◆ **EXERCISE DETAILS**:
Repeat verbatim every line of the material, beginning at the line that holds "Serialize everything readable" and ending at its last line.

◆ **Data extracted from a collection**:

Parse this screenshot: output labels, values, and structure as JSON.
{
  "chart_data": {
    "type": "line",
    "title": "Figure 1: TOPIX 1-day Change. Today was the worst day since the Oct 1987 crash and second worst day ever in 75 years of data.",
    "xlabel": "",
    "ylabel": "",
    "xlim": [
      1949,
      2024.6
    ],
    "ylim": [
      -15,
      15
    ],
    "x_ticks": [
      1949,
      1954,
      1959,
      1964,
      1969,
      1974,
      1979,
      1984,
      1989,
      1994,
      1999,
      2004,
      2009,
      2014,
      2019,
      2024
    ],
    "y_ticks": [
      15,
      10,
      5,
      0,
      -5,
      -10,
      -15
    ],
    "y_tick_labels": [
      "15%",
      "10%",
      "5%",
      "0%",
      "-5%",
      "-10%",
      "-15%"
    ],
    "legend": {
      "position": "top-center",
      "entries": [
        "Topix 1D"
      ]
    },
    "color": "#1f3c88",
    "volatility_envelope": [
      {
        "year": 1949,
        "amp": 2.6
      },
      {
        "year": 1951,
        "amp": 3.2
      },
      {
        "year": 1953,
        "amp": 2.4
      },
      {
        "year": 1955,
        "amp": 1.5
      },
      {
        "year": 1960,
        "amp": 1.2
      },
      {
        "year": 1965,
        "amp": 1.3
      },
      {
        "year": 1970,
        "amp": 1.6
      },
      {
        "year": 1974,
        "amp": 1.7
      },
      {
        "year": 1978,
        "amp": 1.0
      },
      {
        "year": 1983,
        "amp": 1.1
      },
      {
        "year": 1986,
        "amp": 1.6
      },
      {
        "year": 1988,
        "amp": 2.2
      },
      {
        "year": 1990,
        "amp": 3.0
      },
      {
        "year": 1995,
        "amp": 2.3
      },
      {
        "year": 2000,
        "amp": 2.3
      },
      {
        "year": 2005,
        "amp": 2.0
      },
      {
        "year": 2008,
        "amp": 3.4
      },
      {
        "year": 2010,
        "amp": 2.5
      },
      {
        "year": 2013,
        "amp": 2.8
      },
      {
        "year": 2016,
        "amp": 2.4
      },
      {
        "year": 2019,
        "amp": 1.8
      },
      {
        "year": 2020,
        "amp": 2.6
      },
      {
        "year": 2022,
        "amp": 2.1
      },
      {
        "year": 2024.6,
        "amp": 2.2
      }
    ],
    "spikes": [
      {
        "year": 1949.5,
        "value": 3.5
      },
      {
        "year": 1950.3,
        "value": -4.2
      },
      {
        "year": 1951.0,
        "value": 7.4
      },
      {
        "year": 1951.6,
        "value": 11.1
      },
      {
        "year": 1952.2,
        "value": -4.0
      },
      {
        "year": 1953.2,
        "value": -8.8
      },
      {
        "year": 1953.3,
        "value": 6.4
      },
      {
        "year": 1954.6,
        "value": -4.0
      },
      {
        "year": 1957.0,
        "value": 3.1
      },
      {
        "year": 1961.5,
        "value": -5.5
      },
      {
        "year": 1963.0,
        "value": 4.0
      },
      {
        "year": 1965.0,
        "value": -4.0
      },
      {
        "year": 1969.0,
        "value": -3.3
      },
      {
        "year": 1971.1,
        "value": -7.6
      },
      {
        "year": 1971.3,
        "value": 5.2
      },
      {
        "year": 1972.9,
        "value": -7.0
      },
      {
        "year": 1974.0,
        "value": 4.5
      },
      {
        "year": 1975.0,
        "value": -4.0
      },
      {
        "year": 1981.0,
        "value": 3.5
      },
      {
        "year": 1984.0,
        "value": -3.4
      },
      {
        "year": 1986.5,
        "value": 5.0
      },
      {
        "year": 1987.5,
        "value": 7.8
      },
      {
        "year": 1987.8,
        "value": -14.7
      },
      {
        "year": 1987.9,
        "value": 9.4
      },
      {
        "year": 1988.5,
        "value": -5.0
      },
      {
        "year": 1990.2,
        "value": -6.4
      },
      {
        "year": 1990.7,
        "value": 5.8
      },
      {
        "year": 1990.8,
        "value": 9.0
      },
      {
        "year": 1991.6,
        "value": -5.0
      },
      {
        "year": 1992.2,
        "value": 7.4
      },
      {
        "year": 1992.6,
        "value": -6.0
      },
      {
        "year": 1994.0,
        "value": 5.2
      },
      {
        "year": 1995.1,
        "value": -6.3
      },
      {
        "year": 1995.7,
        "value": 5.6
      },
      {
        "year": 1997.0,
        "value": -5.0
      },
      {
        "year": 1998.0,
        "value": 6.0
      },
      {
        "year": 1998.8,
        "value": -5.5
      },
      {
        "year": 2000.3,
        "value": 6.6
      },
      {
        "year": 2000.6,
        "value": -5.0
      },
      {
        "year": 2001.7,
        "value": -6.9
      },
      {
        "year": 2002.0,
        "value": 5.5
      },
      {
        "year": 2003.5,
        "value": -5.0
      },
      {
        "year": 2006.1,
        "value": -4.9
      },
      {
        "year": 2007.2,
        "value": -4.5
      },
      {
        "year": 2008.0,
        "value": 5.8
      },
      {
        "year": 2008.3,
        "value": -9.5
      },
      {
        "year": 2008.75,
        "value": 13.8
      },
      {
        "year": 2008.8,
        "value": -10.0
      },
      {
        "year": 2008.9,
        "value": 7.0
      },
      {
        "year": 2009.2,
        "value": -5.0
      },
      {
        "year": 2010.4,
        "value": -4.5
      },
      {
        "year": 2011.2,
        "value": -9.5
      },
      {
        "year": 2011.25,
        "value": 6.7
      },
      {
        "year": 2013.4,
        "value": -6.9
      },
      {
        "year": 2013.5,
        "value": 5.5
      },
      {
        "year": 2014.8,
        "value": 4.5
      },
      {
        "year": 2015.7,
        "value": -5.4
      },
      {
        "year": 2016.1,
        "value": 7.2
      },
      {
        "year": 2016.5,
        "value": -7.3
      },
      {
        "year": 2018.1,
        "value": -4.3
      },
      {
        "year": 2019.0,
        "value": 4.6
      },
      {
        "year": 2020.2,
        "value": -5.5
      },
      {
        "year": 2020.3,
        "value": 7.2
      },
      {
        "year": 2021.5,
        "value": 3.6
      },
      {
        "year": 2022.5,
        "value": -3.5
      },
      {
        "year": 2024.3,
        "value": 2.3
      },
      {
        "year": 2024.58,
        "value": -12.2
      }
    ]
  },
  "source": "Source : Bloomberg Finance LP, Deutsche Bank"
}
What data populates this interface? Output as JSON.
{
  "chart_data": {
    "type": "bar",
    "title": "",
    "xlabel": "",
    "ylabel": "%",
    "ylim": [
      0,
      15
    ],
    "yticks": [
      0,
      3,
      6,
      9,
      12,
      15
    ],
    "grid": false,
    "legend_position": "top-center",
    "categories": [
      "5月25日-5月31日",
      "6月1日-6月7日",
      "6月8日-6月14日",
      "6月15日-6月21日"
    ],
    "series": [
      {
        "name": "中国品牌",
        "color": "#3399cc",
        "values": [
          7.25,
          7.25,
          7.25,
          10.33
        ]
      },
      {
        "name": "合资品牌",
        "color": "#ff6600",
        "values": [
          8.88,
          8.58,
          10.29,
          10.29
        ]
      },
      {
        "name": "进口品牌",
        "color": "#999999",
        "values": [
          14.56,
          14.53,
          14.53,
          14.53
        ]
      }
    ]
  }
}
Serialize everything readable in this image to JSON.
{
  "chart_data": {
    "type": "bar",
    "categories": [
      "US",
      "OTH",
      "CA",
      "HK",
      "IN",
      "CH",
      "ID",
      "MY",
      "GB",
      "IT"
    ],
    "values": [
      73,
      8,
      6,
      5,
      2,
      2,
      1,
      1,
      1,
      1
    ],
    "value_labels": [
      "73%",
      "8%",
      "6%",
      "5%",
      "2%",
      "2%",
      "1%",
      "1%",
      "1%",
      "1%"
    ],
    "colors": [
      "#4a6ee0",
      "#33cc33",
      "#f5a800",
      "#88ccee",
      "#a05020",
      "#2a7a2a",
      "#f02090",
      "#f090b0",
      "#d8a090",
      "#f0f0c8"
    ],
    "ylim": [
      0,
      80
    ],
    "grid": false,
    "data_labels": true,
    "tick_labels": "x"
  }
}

◆ **EXPECTED ANSWER**:
Serialize everything readable in this image to JSON.
{
  "chart_data": {
    "type": "bar",
    "categories": [
      "US",
      "OTH",
      "CA",
      "HK",
      "IN",
      "CH",
      "ID",
      "MY",
      "GB",
      "IT"
    ],
    "values": [
      73,
      8,
      6,
      5,
      2,
      2,
      1,
      1,
      1,
      1
    ],
    "value_labels": [
      "73%",
      "8%",
      "6%",
      "5%",
      "2%",
      "2%",
      "1%",
      "1%",
      "1%",
      "1%"
    ],
    "colors": [
      "#4a6ee0",
      "#33cc33",
      "#f5a800",
      "#88ccee",
      "#a05020",
      "#2a7a2a",
      "#f02090",
      "#f090b0",
      "#d8a090",
      "#f0f0c8"
    ],
    "ylim": [
      0,
      80
    ],
    "grid": false,
    "data_labels": true,
    "tick_labels": "x"
  }
}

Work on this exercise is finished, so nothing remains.